INSTRUCTIONS TO FOLLOW. Report all lines from the entries below in which "whip" appears.

MATERIAL.
──────

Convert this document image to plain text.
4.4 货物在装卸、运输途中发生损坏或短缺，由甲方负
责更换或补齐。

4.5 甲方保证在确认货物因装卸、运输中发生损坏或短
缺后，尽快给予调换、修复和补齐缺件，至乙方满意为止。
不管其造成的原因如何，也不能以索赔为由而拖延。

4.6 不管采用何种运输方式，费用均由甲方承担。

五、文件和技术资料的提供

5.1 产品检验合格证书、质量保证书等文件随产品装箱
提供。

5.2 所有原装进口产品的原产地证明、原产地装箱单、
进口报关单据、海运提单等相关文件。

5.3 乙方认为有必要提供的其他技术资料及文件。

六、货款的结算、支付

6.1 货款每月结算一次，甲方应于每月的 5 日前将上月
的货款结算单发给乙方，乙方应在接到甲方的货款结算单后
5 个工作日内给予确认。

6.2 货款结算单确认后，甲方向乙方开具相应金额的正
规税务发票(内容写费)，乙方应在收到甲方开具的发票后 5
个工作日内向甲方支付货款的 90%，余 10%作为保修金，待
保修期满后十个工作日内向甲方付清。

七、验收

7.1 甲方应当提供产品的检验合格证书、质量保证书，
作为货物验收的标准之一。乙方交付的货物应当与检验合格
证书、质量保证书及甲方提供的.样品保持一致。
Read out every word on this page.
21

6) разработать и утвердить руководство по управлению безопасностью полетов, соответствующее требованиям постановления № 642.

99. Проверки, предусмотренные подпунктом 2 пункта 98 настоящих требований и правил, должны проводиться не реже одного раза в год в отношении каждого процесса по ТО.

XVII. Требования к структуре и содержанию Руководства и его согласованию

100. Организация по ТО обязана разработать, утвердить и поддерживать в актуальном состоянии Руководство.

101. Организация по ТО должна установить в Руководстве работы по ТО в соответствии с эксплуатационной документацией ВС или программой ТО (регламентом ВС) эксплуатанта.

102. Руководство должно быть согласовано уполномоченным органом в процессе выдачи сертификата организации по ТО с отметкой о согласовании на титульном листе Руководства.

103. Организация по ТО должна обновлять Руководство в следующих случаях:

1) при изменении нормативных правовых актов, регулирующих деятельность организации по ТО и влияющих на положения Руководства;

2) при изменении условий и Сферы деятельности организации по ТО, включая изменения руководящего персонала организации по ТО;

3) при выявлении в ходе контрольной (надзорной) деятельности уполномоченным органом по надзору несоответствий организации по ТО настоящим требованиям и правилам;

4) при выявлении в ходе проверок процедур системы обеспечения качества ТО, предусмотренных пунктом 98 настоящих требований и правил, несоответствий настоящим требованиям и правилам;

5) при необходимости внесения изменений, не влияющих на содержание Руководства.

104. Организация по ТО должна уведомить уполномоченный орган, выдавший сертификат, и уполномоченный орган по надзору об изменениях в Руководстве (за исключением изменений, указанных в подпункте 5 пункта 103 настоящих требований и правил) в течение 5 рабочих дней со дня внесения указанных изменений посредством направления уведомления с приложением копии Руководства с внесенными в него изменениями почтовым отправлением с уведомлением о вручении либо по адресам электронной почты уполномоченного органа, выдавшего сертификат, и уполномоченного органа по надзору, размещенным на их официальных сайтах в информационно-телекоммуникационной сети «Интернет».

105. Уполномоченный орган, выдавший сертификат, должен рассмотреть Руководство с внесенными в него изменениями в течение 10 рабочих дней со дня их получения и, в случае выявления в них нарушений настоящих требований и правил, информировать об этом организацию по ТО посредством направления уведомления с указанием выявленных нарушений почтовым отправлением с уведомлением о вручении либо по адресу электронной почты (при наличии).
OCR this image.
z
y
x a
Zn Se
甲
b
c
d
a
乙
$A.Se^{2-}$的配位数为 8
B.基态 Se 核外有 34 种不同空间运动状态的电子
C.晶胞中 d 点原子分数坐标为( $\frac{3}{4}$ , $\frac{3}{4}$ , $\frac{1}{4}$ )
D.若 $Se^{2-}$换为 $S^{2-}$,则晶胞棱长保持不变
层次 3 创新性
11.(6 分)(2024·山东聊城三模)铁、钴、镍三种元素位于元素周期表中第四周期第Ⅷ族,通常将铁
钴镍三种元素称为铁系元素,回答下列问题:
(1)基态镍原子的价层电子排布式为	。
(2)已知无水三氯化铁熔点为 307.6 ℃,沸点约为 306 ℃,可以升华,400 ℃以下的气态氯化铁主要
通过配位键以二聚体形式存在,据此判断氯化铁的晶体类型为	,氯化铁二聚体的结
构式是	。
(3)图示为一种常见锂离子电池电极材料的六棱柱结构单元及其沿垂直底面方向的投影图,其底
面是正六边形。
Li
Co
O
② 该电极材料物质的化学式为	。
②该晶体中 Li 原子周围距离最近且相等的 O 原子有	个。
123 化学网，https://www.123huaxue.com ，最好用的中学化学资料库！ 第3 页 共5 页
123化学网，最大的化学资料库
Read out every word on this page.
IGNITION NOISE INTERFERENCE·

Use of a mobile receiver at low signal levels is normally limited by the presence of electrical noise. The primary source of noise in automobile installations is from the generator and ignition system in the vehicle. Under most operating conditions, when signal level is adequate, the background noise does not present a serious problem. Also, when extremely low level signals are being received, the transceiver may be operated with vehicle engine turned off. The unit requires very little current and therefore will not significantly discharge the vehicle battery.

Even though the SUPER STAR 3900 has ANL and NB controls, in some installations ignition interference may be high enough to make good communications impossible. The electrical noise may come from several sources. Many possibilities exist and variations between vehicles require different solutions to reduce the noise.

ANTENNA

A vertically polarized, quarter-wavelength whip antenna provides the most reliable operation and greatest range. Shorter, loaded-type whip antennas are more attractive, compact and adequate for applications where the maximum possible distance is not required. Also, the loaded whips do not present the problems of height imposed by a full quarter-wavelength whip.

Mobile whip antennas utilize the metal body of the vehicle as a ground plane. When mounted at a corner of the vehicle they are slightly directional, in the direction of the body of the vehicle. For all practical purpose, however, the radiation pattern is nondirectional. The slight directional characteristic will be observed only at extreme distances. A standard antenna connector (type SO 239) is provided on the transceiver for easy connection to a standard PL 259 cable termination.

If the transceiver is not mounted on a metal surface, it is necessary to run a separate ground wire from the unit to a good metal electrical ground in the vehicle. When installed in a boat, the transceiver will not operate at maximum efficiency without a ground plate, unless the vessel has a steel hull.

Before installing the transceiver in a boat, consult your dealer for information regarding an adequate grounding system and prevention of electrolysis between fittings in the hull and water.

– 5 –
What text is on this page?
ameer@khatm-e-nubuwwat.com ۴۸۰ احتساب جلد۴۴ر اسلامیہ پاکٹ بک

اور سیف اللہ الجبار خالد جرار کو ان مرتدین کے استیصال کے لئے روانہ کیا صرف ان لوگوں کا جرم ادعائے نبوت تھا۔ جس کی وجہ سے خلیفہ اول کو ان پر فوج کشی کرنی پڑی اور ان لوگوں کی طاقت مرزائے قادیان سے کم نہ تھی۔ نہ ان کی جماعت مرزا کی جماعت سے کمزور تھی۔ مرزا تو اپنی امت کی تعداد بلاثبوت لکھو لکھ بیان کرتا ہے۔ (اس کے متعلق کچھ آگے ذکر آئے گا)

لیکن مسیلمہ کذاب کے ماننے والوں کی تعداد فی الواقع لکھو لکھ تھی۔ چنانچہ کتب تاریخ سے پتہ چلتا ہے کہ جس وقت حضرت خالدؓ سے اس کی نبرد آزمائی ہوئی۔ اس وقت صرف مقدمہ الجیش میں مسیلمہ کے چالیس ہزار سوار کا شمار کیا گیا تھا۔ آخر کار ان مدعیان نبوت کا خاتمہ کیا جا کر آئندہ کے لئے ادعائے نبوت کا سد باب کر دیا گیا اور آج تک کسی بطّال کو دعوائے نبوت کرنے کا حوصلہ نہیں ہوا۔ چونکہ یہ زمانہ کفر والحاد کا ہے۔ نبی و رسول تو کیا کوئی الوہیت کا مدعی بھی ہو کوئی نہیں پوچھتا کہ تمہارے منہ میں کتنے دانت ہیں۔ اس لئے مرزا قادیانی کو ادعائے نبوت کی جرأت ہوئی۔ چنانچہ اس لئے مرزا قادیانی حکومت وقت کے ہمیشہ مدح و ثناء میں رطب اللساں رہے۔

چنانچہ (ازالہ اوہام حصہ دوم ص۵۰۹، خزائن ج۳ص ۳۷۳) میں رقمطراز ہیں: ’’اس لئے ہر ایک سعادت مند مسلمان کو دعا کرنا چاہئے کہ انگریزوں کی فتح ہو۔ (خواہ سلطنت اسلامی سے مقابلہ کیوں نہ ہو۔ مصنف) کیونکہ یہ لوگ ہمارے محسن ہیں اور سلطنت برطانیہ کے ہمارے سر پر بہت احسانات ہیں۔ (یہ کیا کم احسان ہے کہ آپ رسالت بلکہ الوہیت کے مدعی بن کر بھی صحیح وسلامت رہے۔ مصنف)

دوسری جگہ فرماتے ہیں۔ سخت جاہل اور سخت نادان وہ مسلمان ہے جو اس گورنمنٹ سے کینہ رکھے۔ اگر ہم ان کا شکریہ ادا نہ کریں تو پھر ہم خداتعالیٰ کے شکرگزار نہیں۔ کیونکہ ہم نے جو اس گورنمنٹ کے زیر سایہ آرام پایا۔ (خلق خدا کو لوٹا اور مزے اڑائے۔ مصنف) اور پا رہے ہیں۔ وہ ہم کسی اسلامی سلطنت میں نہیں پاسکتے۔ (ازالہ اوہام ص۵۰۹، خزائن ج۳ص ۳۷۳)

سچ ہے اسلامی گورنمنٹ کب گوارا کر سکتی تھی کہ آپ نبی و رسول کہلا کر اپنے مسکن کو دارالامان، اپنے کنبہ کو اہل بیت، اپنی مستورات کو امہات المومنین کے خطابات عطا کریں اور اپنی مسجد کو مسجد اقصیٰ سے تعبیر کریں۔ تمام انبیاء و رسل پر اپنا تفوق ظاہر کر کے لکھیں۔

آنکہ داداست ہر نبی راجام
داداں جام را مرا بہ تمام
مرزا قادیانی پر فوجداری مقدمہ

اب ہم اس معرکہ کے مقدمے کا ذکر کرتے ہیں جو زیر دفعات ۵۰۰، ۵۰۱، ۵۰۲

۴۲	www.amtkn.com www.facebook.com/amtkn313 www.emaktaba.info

──────

TASK RESULT.
A vertically polarized, quarter-wavelength whip antenna provides the most reliable operation and greatest range. Shorter, loaded-type whip antennas are more attractive, compact and adequate for applications where the maximum possible distance is not required. Also, the loaded whips do not present the problems of height imposed by a full quarter-wavelength whip.
Mobile whip antennas utilize the metal body of the vehicle as a ground plane. When mounted at a corner of the vehicle they are slightly directional, in the direction of the body of the vehicle. For all practical purpose, however, the radiation pattern is nondirectional. The slight directional characteristic will be observed only at extreme distances. A standard antenna connector (type SO 239) is provided on the transceiver for easy connection to a standard PL 259 cable termination.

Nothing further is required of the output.